>> BEGIN EXTRACTED INFORMATION

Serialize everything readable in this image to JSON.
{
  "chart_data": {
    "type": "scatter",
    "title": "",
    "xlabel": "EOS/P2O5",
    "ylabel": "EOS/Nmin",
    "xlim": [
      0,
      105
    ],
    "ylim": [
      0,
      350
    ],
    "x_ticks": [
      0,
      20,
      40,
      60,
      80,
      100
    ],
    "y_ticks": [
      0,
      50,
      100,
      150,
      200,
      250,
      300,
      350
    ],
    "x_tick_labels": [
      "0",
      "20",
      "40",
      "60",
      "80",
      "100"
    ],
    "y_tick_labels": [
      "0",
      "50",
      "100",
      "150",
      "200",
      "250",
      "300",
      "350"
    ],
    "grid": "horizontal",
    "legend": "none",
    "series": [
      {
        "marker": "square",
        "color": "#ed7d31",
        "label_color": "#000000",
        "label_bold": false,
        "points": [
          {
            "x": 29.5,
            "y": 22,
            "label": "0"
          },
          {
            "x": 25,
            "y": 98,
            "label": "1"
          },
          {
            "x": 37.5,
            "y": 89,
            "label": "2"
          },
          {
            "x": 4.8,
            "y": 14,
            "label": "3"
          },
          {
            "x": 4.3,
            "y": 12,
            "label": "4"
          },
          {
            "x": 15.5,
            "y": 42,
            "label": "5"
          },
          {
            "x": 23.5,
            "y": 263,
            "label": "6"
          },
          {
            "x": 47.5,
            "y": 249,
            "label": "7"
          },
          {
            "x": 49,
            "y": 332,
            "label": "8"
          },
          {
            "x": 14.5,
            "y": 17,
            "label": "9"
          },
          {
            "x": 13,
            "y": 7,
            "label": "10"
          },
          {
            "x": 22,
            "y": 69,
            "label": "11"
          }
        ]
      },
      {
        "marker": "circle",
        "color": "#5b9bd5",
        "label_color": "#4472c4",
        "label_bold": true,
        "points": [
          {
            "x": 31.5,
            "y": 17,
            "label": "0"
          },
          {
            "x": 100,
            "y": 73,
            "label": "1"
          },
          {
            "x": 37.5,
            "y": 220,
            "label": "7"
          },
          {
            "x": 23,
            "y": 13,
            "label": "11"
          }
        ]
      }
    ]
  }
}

>> END EXTRACTED INFORMATION

## WHAT THE TASK REQUIRES
Each line above must be reproduced exactly as it stands.

## WRITTEN ANSWER
Serialize everything readable in this image to JSON.
{
  "chart_data": {
    "type": "scatter",
    "title": "",
    "xlabel": "EOS/P2O5",
    "ylabel": "EOS/Nmin",
    "xlim": [
      0,
      105
    ],
    "ylim": [
      0,
      350
    ],
    "x_ticks": [
      0,
      20,
      40,
      60,
      80,
      100
    ],
    "y_ticks": [
      0,
      50,
      100,
      150,
      200,
      250,
      300,
      350
    ],
    "x_tick_labels": [
      "0",
      "20",
      "40",
      "60",
      "80",
      "100"
    ],
    "y_tick_labels": [
      "0",
      "50",
      "100",
      "150",
      "200",
      "250",
      "300",
      "350"
    ],
    "grid": "horizontal",
    "legend": "none",
    "series": [
      {
        "marker": "square",
        "color": "#ed7d31",
        "label_color": "#000000",
        "label_bold": false,
        "points": [
          {
            "x": 29.5,
            "y": 22,
            "label": "0"
          },
          {
            "x": 25,
            "y": 98,
            "label": "1"
          },
          {
            "x": 37.5,
            "y": 89,
            "label": "2"
          },
          {
            "x": 4.8,
            "y": 14,
            "label": "3"
          },
          {
            "x": 4.3,
            "y": 12,
            "label": "4"
          },
          {
            "x": 15.5,
            "y": 42,
            "label": "5"
          },
          {
            "x": 23.5,
            "y": 263,
            "label": "6"
          },
          {
            "x": 47.5,
            "y": 249,
            "label": "7"
          },
          {
            "x": 49,
            "y": 332,
            "label": "8"
          },
          {
            "x": 14.5,
            "y": 17,
            "label": "9"
          },
          {
            "x": 13,
            "y": 7,
            "label": "10"
          },
          {
            "x": 22,
            "y": 69,
            "label": "11"
          }
        ]
      },
      {
        "marker": "circle",
        "color": "#5b9bd5",
        "label_color": "#4472c4",
        "label_bold": true,
        "points": [
          {
            "x": 31.5,
            "y": 17,
            "label": "0"
          },
          {
            "x": 100,
            "y": 73,
            "label": "1"
          },
          {
            "x": 37.5,
            "y": 220,
            "label": "7"
          },
          {
            "x": 23,
            "y": 13,
            "label": "11"
          }
        ]
      }
    ]
  }
}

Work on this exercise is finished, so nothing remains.